## STATED PROBLEM
Take from the listing each line that has the string "name".
-*-
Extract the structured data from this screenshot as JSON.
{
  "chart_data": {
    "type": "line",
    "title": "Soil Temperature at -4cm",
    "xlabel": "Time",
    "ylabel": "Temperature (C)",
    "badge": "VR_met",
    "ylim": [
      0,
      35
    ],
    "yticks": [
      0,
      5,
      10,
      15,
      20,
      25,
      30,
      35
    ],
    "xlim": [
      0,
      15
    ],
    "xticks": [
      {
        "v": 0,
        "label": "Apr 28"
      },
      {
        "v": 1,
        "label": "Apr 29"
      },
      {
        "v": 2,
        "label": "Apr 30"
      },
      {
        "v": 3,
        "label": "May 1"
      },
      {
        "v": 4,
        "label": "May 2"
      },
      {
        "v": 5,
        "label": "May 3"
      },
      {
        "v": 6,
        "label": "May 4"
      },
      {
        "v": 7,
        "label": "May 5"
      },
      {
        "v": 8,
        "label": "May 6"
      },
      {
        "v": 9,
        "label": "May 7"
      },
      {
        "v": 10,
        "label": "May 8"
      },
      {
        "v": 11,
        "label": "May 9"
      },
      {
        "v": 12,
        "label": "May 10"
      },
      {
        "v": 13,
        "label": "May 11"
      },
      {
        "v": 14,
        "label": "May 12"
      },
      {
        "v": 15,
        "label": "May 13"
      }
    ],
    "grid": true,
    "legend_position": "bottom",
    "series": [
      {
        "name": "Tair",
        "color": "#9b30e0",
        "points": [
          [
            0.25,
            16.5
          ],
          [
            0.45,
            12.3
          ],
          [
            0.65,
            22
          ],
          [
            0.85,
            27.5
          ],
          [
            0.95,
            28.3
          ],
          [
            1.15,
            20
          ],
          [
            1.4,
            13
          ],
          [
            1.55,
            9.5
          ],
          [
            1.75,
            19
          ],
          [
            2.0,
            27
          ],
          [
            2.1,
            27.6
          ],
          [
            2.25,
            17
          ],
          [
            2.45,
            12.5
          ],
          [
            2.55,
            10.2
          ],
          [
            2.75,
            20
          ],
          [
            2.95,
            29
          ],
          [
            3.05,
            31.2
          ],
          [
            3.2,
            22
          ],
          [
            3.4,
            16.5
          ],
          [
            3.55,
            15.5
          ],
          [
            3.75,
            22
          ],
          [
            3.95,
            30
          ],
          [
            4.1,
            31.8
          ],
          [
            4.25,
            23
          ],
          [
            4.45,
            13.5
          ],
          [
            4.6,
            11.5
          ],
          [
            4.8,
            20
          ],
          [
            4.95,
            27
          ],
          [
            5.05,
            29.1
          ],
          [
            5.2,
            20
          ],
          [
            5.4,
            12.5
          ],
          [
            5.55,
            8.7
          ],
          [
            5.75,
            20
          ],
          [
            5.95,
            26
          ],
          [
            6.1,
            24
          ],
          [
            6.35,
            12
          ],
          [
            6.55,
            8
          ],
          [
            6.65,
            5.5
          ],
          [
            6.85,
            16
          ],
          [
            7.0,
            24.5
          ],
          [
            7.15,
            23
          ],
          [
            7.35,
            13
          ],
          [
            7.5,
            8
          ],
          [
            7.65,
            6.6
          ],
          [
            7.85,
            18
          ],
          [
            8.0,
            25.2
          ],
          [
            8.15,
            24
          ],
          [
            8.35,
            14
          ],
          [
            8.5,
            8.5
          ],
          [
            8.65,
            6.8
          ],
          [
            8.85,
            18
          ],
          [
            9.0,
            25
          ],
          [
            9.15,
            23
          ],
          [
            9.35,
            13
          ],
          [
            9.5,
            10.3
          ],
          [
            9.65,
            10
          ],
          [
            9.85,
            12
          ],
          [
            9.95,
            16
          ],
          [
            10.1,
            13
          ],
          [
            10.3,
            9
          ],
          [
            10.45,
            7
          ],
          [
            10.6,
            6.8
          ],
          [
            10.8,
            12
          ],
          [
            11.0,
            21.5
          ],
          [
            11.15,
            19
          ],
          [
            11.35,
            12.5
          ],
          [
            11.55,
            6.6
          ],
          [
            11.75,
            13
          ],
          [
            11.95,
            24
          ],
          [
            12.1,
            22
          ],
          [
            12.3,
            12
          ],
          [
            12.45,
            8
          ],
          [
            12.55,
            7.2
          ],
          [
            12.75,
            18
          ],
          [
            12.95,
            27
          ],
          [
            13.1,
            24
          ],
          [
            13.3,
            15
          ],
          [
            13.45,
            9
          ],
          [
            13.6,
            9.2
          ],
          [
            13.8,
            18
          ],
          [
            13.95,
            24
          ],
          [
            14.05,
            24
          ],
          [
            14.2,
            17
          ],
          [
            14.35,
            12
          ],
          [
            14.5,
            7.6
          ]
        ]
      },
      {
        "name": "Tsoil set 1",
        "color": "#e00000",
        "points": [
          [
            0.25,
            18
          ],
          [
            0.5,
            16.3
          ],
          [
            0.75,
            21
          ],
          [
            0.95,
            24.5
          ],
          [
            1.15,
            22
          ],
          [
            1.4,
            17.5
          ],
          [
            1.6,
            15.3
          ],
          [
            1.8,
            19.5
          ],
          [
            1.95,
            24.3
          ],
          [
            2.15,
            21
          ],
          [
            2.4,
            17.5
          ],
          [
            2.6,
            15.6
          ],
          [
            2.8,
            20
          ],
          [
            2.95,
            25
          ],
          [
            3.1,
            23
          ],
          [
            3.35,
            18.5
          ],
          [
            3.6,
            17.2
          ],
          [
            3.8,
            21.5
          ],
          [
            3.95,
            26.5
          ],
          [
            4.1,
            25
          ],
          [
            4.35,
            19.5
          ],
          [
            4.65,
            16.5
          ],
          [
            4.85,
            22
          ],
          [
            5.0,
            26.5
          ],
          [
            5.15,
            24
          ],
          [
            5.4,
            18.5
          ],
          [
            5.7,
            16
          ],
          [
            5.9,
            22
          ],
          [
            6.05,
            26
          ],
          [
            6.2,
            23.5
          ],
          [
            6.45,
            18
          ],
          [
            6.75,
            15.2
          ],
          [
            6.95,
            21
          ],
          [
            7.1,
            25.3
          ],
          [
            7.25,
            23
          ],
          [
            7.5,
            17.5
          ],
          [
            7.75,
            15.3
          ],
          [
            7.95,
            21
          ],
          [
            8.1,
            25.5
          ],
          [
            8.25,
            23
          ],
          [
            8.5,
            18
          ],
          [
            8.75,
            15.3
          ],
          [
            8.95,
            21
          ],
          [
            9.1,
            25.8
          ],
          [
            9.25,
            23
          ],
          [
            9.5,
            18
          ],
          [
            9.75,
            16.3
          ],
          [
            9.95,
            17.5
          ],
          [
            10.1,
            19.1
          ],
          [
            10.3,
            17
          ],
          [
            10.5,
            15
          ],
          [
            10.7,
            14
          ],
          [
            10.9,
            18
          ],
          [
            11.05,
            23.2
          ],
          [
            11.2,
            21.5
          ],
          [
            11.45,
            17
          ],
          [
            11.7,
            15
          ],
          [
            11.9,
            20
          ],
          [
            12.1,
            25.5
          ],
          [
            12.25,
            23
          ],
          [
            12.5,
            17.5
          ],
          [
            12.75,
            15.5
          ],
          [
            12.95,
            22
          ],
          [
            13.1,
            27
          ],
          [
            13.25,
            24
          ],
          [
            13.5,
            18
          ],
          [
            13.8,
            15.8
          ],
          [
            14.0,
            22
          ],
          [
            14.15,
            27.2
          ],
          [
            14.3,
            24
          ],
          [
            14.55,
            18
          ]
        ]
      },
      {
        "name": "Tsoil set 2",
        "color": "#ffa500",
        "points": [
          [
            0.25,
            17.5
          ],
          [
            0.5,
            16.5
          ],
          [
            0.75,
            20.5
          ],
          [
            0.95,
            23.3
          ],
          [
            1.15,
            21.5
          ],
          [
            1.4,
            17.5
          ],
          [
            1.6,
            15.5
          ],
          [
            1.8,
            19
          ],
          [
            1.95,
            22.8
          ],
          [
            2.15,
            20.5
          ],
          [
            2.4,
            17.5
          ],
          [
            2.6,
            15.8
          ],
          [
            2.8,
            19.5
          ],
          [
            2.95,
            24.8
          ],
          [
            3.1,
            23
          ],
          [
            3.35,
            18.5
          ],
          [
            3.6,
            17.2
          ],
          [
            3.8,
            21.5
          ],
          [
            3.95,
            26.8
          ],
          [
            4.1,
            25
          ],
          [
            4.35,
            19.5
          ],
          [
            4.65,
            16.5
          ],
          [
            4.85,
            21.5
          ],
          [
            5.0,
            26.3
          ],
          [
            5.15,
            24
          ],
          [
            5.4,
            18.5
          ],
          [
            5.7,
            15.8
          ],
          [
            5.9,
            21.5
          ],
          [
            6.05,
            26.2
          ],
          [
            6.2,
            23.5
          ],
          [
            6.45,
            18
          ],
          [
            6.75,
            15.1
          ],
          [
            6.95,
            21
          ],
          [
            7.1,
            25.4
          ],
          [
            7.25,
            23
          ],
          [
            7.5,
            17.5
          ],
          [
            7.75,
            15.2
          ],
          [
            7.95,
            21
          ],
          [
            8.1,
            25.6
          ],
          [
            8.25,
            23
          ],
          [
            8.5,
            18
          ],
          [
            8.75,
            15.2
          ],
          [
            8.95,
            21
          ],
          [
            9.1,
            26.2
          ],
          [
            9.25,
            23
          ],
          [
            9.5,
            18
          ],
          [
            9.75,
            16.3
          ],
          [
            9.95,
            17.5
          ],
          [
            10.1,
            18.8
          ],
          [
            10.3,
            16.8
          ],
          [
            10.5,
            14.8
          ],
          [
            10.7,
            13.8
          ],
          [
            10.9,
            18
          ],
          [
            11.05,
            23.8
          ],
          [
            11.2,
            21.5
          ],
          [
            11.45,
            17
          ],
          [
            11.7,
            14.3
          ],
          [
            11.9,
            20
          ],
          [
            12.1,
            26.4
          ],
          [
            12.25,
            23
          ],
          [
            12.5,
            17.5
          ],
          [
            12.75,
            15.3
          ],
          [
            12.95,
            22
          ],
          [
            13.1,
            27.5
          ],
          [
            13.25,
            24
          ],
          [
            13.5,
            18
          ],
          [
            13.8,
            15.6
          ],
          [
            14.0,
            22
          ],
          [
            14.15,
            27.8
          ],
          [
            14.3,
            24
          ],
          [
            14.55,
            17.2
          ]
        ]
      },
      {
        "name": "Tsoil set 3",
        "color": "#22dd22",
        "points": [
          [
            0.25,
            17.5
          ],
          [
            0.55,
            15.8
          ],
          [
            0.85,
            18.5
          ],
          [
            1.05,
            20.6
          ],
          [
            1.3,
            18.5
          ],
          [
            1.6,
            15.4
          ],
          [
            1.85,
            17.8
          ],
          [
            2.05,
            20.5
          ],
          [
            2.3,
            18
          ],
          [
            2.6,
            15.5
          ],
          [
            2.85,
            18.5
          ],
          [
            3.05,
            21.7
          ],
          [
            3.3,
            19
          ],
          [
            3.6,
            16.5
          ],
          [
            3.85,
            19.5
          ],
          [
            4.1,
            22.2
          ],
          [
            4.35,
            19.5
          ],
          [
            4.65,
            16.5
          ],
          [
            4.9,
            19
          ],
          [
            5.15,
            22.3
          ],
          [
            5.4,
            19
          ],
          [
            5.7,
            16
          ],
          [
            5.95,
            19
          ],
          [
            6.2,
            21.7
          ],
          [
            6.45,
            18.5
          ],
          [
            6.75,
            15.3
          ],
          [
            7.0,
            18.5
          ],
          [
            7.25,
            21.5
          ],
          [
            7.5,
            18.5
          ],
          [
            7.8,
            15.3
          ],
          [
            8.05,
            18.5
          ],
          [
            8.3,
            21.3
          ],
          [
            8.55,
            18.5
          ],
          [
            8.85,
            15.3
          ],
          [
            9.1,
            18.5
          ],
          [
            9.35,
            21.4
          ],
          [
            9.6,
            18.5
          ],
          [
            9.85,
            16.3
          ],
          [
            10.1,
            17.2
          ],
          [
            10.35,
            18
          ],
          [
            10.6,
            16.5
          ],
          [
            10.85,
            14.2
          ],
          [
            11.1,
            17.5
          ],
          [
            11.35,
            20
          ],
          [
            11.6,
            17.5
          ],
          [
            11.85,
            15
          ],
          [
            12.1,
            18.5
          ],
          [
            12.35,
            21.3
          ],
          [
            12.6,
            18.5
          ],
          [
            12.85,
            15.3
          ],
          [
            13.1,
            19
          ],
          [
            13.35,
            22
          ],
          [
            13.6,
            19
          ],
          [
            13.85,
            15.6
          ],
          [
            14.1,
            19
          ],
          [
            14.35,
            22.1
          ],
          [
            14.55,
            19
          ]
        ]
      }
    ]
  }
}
-*-
## WORKED ANSWER
        "name": "Tair",
        "name": "Tsoil set 1",
        "name": "Tsoil set 2",
        "name": "Tsoil set 3",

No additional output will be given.